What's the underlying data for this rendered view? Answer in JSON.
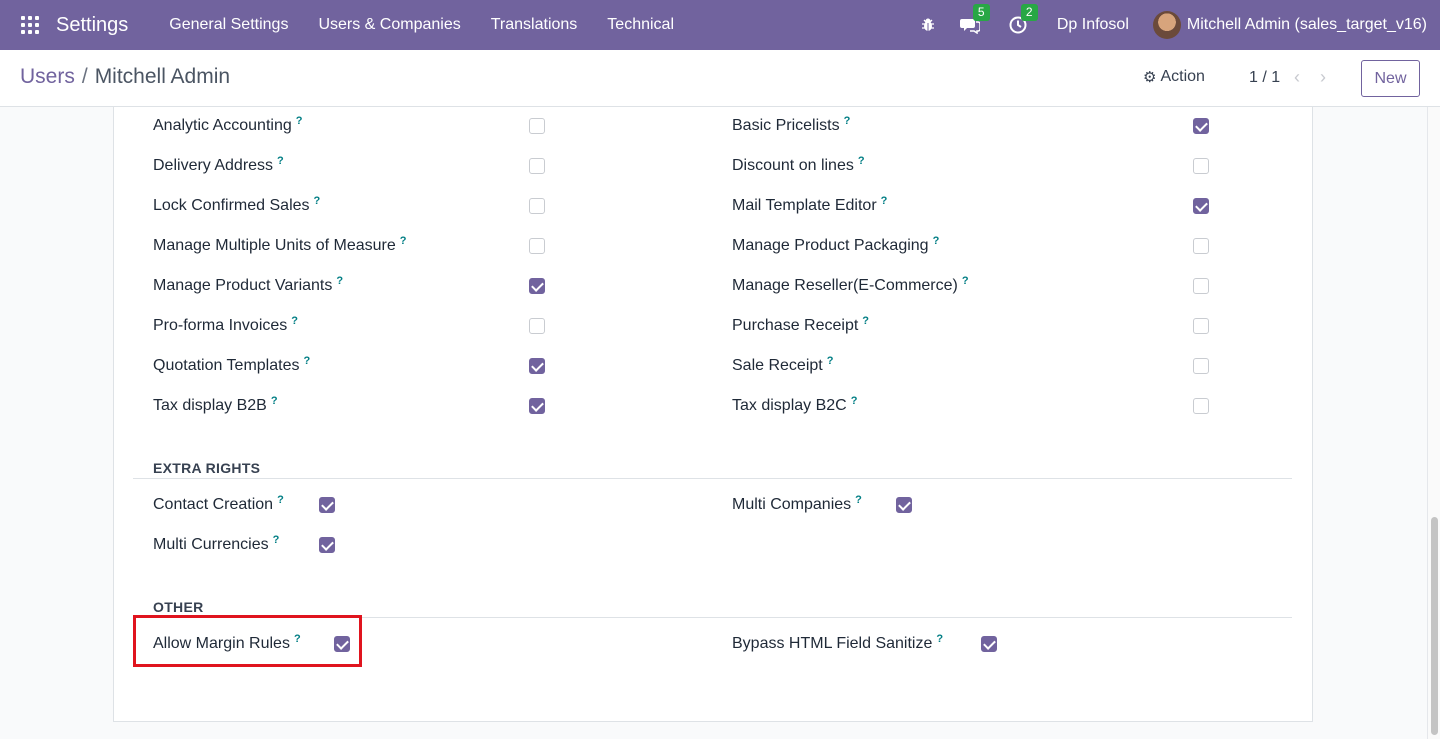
{
  "topbar": {
    "brand": "Settings",
    "menu": [
      "General Settings",
      "Users & Companies",
      "Translations",
      "Technical"
    ],
    "messages_badge": "5",
    "activity_badge": "2",
    "company": "Dp Infosol",
    "user": "Mitchell Admin (sales_target_v16)"
  },
  "control": {
    "breadcrumb_parent": "Users",
    "breadcrumb_sep": "/",
    "breadcrumb_current": "Mitchell Admin",
    "action": "Action",
    "pager": "1 / 1",
    "new": "New"
  },
  "technical_left": [
    {
      "label": "Analytic Accounting",
      "checked": false
    },
    {
      "label": "Delivery Address",
      "checked": false
    },
    {
      "label": "Lock Confirmed Sales",
      "checked": false
    },
    {
      "label": "Manage Multiple Units of Measure",
      "checked": false
    },
    {
      "label": "Manage Product Variants",
      "checked": true
    },
    {
      "label": "Pro-forma Invoices",
      "checked": false
    },
    {
      "label": "Quotation Templates",
      "checked": true
    },
    {
      "label": "Tax display B2B",
      "checked": true
    }
  ],
  "technical_right": [
    {
      "label": "Basic Pricelists",
      "checked": true
    },
    {
      "label": "Discount on lines",
      "checked": false
    },
    {
      "label": "Mail Template Editor",
      "checked": true
    },
    {
      "label": "Manage Product Packaging",
      "checked": false
    },
    {
      "label": "Manage Reseller(E-Commerce)",
      "checked": false
    },
    {
      "label": "Purchase Receipt",
      "checked": false
    },
    {
      "label": "Sale Receipt",
      "checked": false
    },
    {
      "label": "Tax display B2C",
      "checked": false
    }
  ],
  "extra_rights": {
    "title": "EXTRA RIGHTS",
    "items": [
      {
        "label": "Contact Creation",
        "checked": true
      },
      {
        "label": "Multi Companies",
        "checked": true
      },
      {
        "label": "Multi Currencies",
        "checked": true
      }
    ]
  },
  "other": {
    "title": "OTHER",
    "items": [
      {
        "label": "Allow Margin Rules",
        "checked": true
      },
      {
        "label": "Bypass HTML Field Sanitize",
        "checked": true
      }
    ]
  },
  "help_mark": "?"
}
================
§ **Problem requirements**: Look through the records and gather every line containing "Mitchell".

§ **Output for this task**:
    "user": "Mitchell Admin (sales_target_v16)"
    "breadcrumb_current": "Mitchell Admin",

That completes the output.